» **EXERCISE DESCRIPTION**
In the records below, pick out all lines containing the word "watermark".

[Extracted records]
*-*-*

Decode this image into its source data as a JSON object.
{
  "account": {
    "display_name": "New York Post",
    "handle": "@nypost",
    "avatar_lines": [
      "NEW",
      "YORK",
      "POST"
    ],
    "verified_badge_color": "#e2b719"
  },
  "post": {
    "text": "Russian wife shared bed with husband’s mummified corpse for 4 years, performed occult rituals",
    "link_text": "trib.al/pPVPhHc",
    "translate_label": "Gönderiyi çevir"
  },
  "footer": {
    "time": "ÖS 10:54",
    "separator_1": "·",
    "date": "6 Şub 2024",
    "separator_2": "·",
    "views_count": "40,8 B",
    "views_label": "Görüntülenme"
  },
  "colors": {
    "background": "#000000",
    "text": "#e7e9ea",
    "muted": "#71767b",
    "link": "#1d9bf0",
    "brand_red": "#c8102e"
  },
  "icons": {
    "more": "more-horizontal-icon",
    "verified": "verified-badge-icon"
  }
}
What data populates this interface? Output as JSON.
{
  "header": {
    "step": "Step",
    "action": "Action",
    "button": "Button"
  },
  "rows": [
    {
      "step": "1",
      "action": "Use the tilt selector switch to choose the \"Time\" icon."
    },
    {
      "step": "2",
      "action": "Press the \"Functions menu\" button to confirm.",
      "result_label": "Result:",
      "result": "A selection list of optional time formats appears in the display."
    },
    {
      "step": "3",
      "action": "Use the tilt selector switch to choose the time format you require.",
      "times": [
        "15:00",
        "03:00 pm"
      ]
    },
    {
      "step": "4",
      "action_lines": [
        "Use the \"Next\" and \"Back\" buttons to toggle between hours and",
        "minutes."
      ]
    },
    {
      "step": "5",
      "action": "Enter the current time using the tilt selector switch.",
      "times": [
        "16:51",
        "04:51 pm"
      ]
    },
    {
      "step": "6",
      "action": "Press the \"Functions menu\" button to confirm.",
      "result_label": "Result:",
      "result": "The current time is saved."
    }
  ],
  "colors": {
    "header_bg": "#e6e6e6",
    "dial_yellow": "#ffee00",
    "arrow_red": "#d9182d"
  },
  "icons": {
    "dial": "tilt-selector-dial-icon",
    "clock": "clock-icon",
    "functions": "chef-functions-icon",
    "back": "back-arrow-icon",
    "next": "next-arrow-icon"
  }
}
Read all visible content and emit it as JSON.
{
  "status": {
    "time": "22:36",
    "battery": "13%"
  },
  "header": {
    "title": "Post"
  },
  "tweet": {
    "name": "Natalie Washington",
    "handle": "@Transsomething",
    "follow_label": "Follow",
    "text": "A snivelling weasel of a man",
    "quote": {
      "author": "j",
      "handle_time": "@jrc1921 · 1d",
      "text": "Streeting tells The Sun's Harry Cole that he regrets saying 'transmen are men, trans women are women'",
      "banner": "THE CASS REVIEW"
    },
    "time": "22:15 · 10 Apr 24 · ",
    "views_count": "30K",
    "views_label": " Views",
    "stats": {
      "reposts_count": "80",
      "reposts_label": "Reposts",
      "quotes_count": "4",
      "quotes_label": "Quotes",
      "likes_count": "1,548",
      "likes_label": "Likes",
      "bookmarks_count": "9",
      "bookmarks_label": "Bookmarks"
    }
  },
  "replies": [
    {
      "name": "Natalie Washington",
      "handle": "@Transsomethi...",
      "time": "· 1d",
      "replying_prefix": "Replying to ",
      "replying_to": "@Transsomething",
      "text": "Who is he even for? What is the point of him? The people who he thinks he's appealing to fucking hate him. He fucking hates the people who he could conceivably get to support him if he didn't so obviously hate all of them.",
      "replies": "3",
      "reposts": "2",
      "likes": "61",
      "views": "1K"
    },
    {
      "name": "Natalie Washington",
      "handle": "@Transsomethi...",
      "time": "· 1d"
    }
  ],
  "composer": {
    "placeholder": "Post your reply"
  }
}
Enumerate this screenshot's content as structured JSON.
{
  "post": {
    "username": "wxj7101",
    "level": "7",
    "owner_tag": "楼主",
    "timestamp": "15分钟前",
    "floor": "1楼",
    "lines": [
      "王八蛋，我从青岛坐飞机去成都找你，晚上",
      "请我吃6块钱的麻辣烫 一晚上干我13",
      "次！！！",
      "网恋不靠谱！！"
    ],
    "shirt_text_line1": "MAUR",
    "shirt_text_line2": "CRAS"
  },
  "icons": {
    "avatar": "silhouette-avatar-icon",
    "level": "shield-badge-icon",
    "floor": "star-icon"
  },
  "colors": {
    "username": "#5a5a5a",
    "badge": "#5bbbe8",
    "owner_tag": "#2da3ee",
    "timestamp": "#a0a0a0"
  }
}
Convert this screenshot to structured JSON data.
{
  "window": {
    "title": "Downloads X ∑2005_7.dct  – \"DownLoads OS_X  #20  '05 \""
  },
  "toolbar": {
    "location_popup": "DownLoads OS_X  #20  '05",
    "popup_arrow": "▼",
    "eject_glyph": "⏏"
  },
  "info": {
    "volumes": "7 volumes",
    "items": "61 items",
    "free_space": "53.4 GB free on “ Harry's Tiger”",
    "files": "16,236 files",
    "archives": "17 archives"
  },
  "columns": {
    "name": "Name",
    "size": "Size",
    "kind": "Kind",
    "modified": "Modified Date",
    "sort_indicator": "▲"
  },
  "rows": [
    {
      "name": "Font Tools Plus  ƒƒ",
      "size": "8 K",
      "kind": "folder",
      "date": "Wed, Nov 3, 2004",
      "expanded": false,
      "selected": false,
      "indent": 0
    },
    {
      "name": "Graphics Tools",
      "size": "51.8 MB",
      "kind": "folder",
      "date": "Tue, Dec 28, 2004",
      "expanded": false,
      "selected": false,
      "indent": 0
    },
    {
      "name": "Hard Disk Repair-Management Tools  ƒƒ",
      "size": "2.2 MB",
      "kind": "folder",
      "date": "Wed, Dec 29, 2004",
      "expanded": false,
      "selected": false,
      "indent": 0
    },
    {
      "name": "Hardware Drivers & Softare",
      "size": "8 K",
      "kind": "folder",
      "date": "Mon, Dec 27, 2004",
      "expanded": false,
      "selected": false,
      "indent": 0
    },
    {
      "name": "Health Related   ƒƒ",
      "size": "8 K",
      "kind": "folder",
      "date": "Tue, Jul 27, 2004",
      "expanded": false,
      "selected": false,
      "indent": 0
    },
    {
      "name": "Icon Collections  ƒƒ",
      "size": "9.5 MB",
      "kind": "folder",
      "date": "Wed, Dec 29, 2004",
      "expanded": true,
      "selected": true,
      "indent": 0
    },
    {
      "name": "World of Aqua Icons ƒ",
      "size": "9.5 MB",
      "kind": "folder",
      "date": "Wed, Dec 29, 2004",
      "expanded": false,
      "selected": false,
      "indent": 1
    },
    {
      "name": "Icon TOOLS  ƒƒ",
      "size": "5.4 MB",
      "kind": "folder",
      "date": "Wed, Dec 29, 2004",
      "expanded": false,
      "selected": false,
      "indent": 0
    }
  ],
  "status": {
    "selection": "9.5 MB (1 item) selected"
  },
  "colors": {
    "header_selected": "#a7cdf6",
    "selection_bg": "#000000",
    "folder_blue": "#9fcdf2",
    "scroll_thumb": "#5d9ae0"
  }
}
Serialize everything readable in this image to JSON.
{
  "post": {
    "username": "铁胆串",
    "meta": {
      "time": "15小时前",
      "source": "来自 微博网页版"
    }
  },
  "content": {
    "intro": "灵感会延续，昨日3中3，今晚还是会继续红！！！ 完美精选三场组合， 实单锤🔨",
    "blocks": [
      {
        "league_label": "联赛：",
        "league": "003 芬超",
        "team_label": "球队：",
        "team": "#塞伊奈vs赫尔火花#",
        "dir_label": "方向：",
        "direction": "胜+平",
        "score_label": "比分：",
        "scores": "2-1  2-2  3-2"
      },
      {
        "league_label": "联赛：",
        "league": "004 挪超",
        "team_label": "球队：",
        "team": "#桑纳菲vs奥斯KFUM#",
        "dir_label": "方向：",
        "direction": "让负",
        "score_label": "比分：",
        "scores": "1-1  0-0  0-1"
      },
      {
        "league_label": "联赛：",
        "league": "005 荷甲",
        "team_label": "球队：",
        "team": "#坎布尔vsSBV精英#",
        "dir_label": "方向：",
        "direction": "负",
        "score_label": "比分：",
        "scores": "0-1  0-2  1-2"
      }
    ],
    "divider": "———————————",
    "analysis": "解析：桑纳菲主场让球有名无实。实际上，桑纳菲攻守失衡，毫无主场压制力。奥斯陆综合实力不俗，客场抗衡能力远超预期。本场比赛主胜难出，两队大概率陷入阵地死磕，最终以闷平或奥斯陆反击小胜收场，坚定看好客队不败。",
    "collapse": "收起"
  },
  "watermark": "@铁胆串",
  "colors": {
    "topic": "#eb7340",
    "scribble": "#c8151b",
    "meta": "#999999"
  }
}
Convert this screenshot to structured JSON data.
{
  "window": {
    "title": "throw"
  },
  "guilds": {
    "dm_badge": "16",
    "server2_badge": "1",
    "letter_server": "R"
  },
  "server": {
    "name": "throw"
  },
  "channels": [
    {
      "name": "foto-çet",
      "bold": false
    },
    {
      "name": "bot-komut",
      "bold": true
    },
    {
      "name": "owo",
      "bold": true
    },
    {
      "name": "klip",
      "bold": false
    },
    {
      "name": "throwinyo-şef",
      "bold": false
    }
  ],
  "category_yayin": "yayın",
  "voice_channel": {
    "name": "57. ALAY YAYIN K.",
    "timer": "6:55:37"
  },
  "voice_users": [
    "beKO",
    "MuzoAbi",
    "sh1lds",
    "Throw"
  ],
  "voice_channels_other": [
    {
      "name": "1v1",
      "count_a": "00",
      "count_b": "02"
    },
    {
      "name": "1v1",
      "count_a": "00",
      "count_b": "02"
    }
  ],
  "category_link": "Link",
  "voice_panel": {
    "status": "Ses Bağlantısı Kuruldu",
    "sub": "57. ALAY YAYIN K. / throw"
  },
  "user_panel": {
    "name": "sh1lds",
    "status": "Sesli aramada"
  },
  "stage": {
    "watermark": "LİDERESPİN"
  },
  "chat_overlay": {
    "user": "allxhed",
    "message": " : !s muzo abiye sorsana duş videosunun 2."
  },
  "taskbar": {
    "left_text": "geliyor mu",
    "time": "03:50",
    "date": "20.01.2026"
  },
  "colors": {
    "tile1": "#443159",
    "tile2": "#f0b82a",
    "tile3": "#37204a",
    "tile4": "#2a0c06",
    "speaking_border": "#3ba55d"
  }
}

*-*-*

» **THE REPLY**
  "watermark": "@铁胆串",
    "watermark": "LİDERESPİN"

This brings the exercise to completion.